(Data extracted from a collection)

#####

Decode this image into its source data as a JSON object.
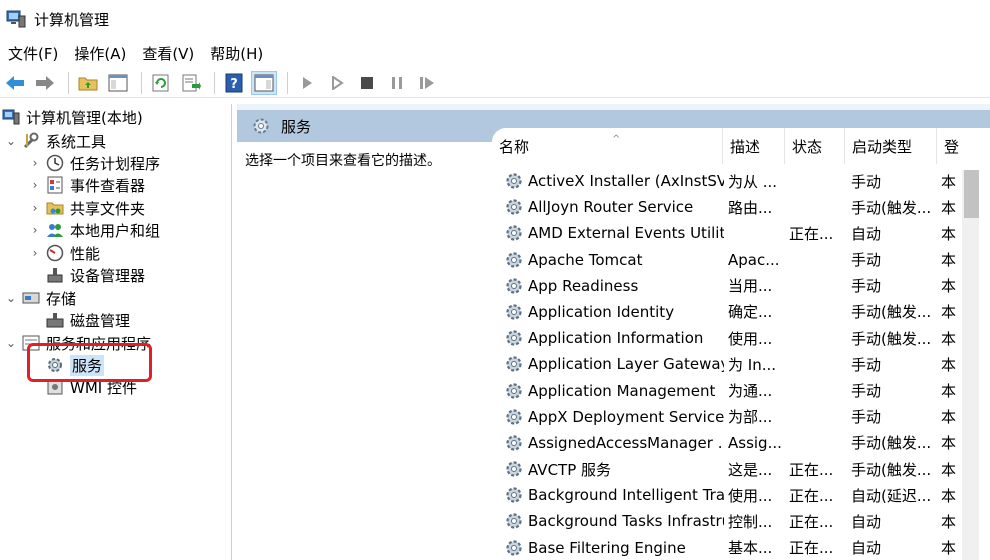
{
  "window": {
    "title": "计算机管理"
  },
  "menu": [
    "文件(F)",
    "操作(A)",
    "查看(V)",
    "帮助(H)"
  ],
  "toolbar": {
    "buttons": [
      "back-arrow-icon",
      "forward-arrow-icon",
      "folder-up-icon",
      "console-tree-icon",
      "refresh-icon",
      "export-list-icon",
      "help-icon",
      "show-action-pane-icon",
      "start-service-icon",
      "start-paused-icon",
      "stop-service-icon",
      "pause-service-icon",
      "restart-service-icon"
    ]
  },
  "tree": {
    "root": "计算机管理(本地)",
    "system_tools": "系统工具",
    "task_scheduler": "任务计划程序",
    "event_viewer": "事件查看器",
    "shared_folders": "共享文件夹",
    "local_users": "本地用户和组",
    "performance": "性能",
    "device_manager": "设备管理器",
    "storage": "存储",
    "disk_management": "磁盘管理",
    "services_apps": "服务和应用程序",
    "services": "服务",
    "wmi": "WMI 控件"
  },
  "panel": {
    "title": "服务",
    "description_hint": "选择一个项目来查看它的描述。"
  },
  "columns": {
    "name": "名称",
    "desc": "描述",
    "status": "状态",
    "startup": "启动类型",
    "logon": "登"
  },
  "services": [
    {
      "name": "ActiveX Installer (AxInstSV)",
      "desc": "为从 ...",
      "status": "",
      "startup": "手动",
      "logon": "本"
    },
    {
      "name": "AllJoyn Router Service",
      "desc": "路由...",
      "status": "",
      "startup": "手动(触发...",
      "logon": "本"
    },
    {
      "name": "AMD External Events Utility",
      "desc": "",
      "status": "正在...",
      "startup": "自动",
      "logon": "本"
    },
    {
      "name": "Apache Tomcat",
      "desc": "Apac...",
      "status": "",
      "startup": "手动",
      "logon": "本"
    },
    {
      "name": "App Readiness",
      "desc": "当用...",
      "status": "",
      "startup": "手动",
      "logon": "本"
    },
    {
      "name": "Application Identity",
      "desc": "确定...",
      "status": "",
      "startup": "手动(触发...",
      "logon": "本"
    },
    {
      "name": "Application Information",
      "desc": "使用...",
      "status": "",
      "startup": "手动(触发...",
      "logon": "本"
    },
    {
      "name": "Application Layer Gateway ...",
      "desc": "为 In...",
      "status": "",
      "startup": "手动",
      "logon": "本"
    },
    {
      "name": "Application Management",
      "desc": "为通...",
      "status": "",
      "startup": "手动",
      "logon": "本"
    },
    {
      "name": "AppX Deployment Service ...",
      "desc": "为部...",
      "status": "",
      "startup": "手动",
      "logon": "本"
    },
    {
      "name": "AssignedAccessManager ...",
      "desc": "Assig...",
      "status": "",
      "startup": "手动(触发...",
      "logon": "本"
    },
    {
      "name": "AVCTP 服务",
      "desc": "这是...",
      "status": "正在...",
      "startup": "手动(触发...",
      "logon": "本"
    },
    {
      "name": "Background Intelligent Tra...",
      "desc": "使用...",
      "status": "正在...",
      "startup": "自动(延迟...",
      "logon": "本"
    },
    {
      "name": "Background Tasks Infrastru...",
      "desc": "控制...",
      "status": "正在...",
      "startup": "自动",
      "logon": "本"
    },
    {
      "name": "Base Filtering Engine",
      "desc": "基本...",
      "status": "正在...",
      "startup": "自动",
      "logon": "本"
    }
  ],
  "colors": {
    "header_bg": "#b1c8de",
    "selection": "#cce4f7",
    "highlight_border": "#e21f26"
  }
}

#####

[OBJECTIVE] Find every line in the records above that holds the word "Background", and copy each one.

[CORRECT ANSWER]
      "name": "Background Intelligent Tra...",
      "name": "Background Tasks Infrastru...",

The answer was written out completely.